• [ACTIVITY] Retype each line of the material exactly, please, skipping any picture in it.

• [INFORMATION PROVIDED]
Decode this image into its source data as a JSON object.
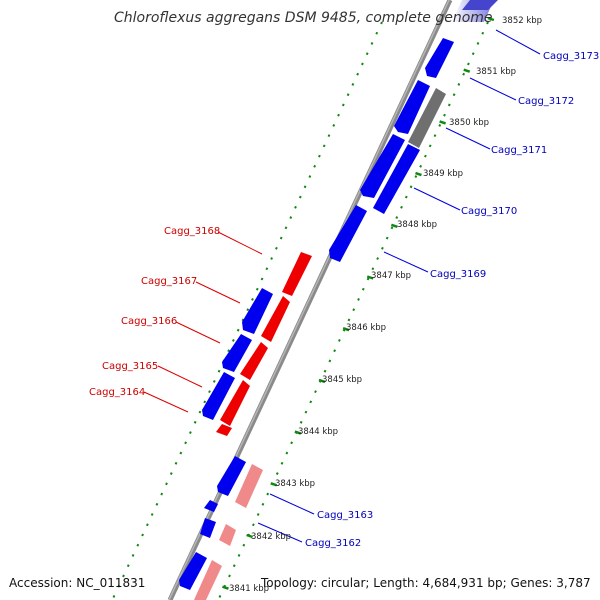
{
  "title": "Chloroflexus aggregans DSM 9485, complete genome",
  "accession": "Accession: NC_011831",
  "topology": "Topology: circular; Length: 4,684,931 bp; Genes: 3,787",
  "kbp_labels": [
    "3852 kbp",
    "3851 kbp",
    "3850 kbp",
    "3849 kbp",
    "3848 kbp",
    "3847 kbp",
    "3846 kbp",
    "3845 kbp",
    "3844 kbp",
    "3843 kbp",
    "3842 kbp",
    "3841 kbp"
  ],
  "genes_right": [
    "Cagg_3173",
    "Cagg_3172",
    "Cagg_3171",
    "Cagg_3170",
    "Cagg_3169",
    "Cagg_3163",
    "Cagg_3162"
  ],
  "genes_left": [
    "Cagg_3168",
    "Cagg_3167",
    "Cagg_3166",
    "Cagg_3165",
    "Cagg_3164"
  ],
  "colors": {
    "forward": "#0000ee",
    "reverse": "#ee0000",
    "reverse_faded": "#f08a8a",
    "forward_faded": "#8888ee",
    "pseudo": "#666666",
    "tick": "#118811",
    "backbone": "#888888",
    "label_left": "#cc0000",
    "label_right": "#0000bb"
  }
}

• [WRITTEN ANSWER]
Decode this image into its source data as a JSON object.
{
  "title": "Chloroflexus aggregans DSM 9485, complete genome",
  "accession": "Accession: NC_011831",
  "topology": "Topology: circular; Length: 4,684,931 bp; Genes: 3,787",
  "kbp_labels": [
    "3852 kbp",
    "3851 kbp",
    "3850 kbp",
    "3849 kbp",
    "3848 kbp",
    "3847 kbp",
    "3846 kbp",
    "3845 kbp",
    "3844 kbp",
    "3843 kbp",
    "3842 kbp",
    "3841 kbp"
  ],
  "genes_right": [
    "Cagg_3173",
    "Cagg_3172",
    "Cagg_3171",
    "Cagg_3170",
    "Cagg_3169",
    "Cagg_3163",
    "Cagg_3162"
  ],
  "genes_left": [
    "Cagg_3168",
    "Cagg_3167",
    "Cagg_3166",
    "Cagg_3165",
    "Cagg_3164"
  ],
  "colors": {
    "forward": "#0000ee",
    "reverse": "#ee0000",
    "reverse_faded": "#f08a8a",
    "forward_faded": "#8888ee",
    "pseudo": "#666666",
    "tick": "#118811",
    "backbone": "#888888",
    "label_left": "#cc0000",
    "label_right": "#0000bb"
  }
}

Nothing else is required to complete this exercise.